[Records from a collection of figures]
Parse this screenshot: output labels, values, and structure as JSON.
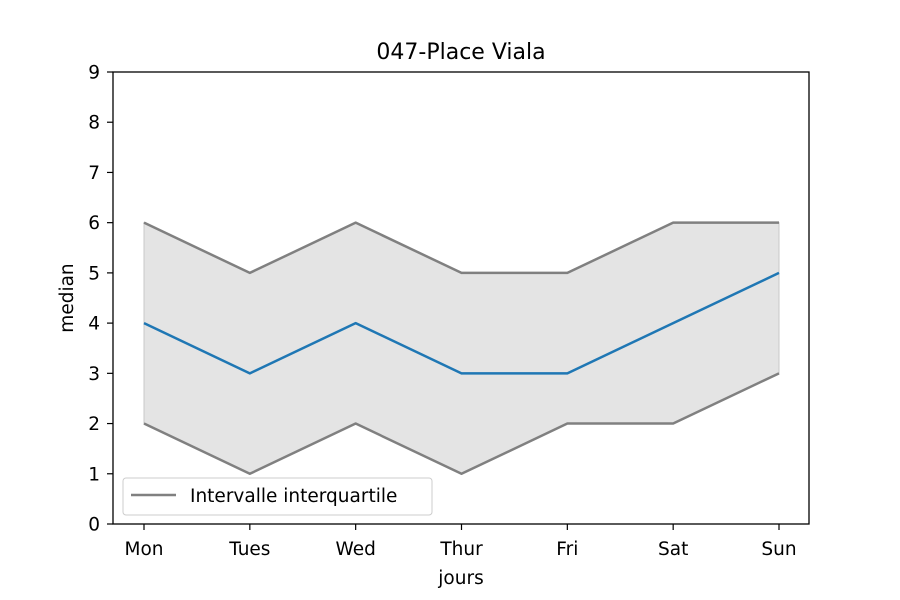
{
  "chart_data": {
    "type": "line",
    "title": "047-Place Viala",
    "xlabel": "jours",
    "ylabel": "median",
    "categories": [
      "Mon",
      "Tues",
      "Wed",
      "Thur",
      "Fri",
      "Sat",
      "Sun"
    ],
    "ylim": [
      0,
      9
    ],
    "yticks": [
      "0",
      "1",
      "2",
      "3",
      "4",
      "5",
      "6",
      "7",
      "8",
      "9"
    ],
    "grid": false,
    "legend_position": "lower-left",
    "series": [
      {
        "key": "median",
        "values": [
          4,
          3,
          4,
          3,
          3,
          4,
          5
        ],
        "color": "#1f77b4"
      },
      {
        "key": "q1",
        "values": [
          2,
          1,
          2,
          1,
          2,
          2,
          3
        ],
        "color": "#808080"
      },
      {
        "key": "q3",
        "values": [
          6,
          5,
          6,
          5,
          5,
          6,
          6
        ],
        "color": "#808080"
      }
    ],
    "band": {
      "fill": "#e4e4e4",
      "edge": "#c8c8c8"
    },
    "legend": [
      {
        "name": "Intervalle interquartile",
        "color": "#808080"
      }
    ]
  }
}
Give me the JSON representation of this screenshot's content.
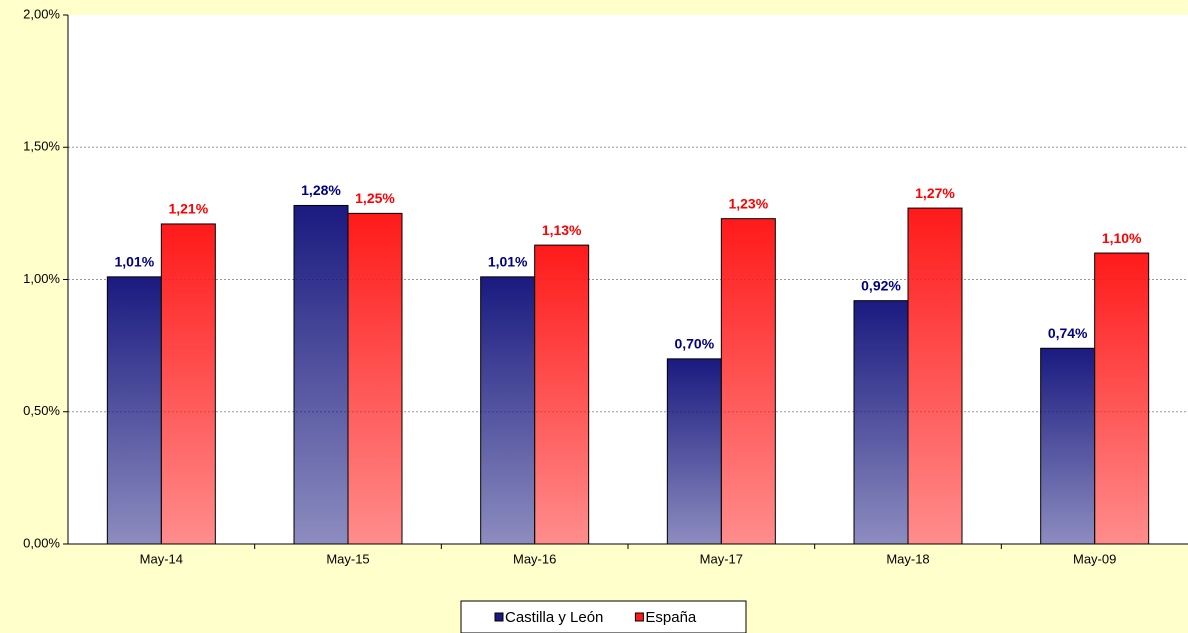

◆ Brief: List the lines that contain the word "this".

◆ Final answer:
Parse this screenshot: output labels, values, and structure as JSON.
Give me the JSON representation of this screenshot's content.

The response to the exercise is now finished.